The request: Can you transcribe the data exactly? Leave the pictures out.

━━━━

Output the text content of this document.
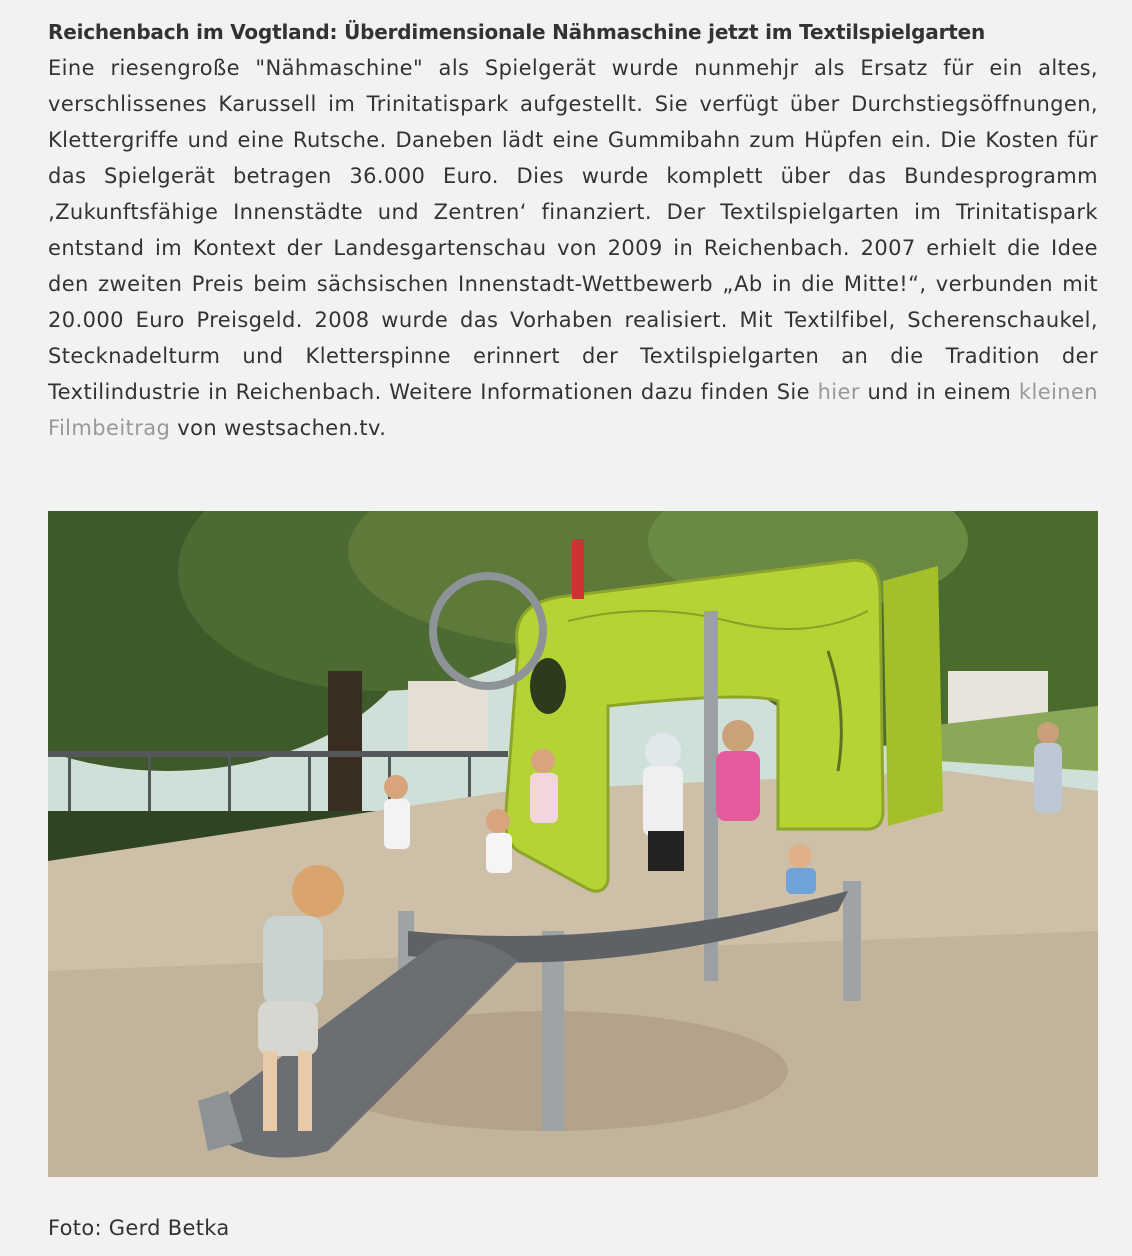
Reichenbach im Vogtland: Überdimensionale Nähmaschine jetzt im Textilspielgarten

Eine riesengroße "Nähmaschine" als Spielgerät wurde nunmehjr als Ersatz für ein altes, verschlissenes Karussell im Trinitatispark aufgestellt. Sie verfügt über Durchstiegsöffnungen, Klettergriffe und eine Rutsche. Daneben lädt eine Gummibahn zum Hüpfen ein. Die Kosten für das Spielgerät betragen 36.000 Euro. Dies wurde komplett über das Bundesprogramm ‚Zukunftsfähige Innenstädte und Zentren‘ finanziert. Der Textilspielgarten im Trinitatispark entstand im Kontext der Landesgartenschau von 2009 in Reichenbach. 2007 erhielt die Idee den zweiten Preis beim sächsischen Innenstadt-Wettbewerb „Ab in die Mitte!“, verbunden mit 20.000 Euro Preisgeld. 2008 wurde das Vorhaben realisiert. Mit Textilfibel, Scherenschaukel, Stecknadelturm und Kletterspinne erinnert der Textilspielgarten an die Tradition der Textilindustrie in Reichenbach. Weitere Informationen dazu finden Sie hier und in einem kleinen Filmbeitrag von westsachen.tv.

Foto: Gerd Betka
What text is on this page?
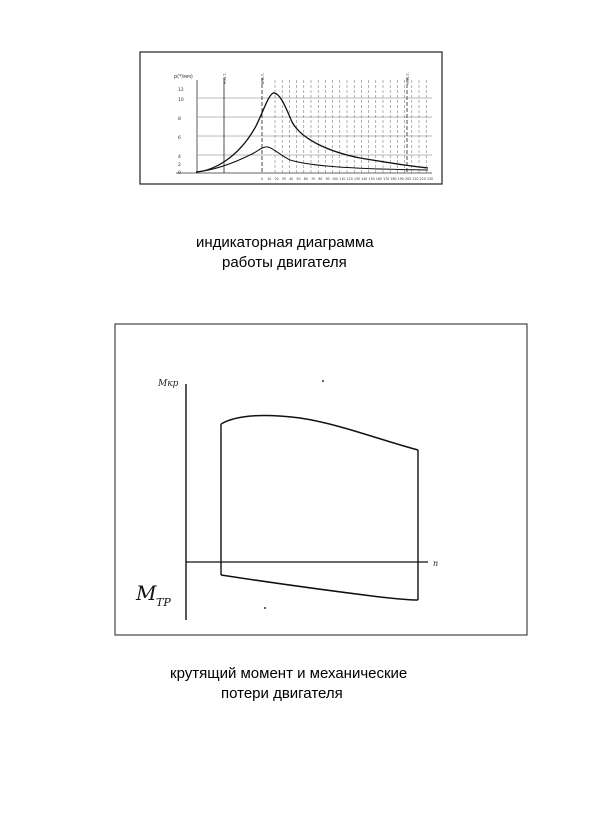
p(*/мм)	н.м.т.	в.м.т.	н.м.т.
12
10
8
6
4
2
0
0 10 20 30 40 50 60 70 80 90 100 110 120 130 140 150 160 170 180 190 200 210 220 230
Mкр
n
M ТР
индикаторная диаграмма
работы двигателя
крутящий момент и механические
потери двигателя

━━━━

Reply to the exercise:
Output the text content of this document.
Reichenbach im Vogtland: Überdimensionale Nähmaschine jetzt im Textilspielgarten

Eine riesengroße "Nähmaschine" als Spielgerät wurde nunmehjr als Ersatz für ein altes, verschlissenes Karussell im Trinitatispark aufgestellt. Sie verfügt über Durchstiegsöffnungen, Klettergriffe und eine Rutsche. Daneben lädt eine Gummibahn zum Hüpfen ein. Die Kosten für das Spielgerät betragen 36.000 Euro. Dies wurde komplett über das Bundesprogramm ‚Zukunftsfähige Innenstädte und Zentren‘ finanziert. Der Textilspielgarten im Trinitatispark entstand im Kontext der Landesgartenschau von 2009 in Reichenbach. 2007 erhielt die Idee den zweiten Preis beim sächsischen Innenstadt-Wettbewerb „Ab in die Mitte!“, verbunden mit 20.000 Euro Preisgeld. 2008 wurde das Vorhaben realisiert. Mit Textilfibel, Scherenschaukel, Stecknadelturm und Kletterspinne erinnert der Textilspielgarten an die Tradition der Textilindustrie in Reichenbach. Weitere Informationen dazu finden Sie hier und in einem kleinen Filmbeitrag von westsachen.tv.

Foto: Gerd Betka
What text is on this page?
p(*/мм)	н.м.т.	в.м.т.	н.м.т.
12
10
8
6
4
2
0
0 10 20 30 40 50 60 70 80 90 100 110 120 130 140 150 160 170 180 190 200 210 220 230
Mкр
n
M ТР
индикаторная диаграмма
работы двигателя
крутящий момент и механические
потери двигателя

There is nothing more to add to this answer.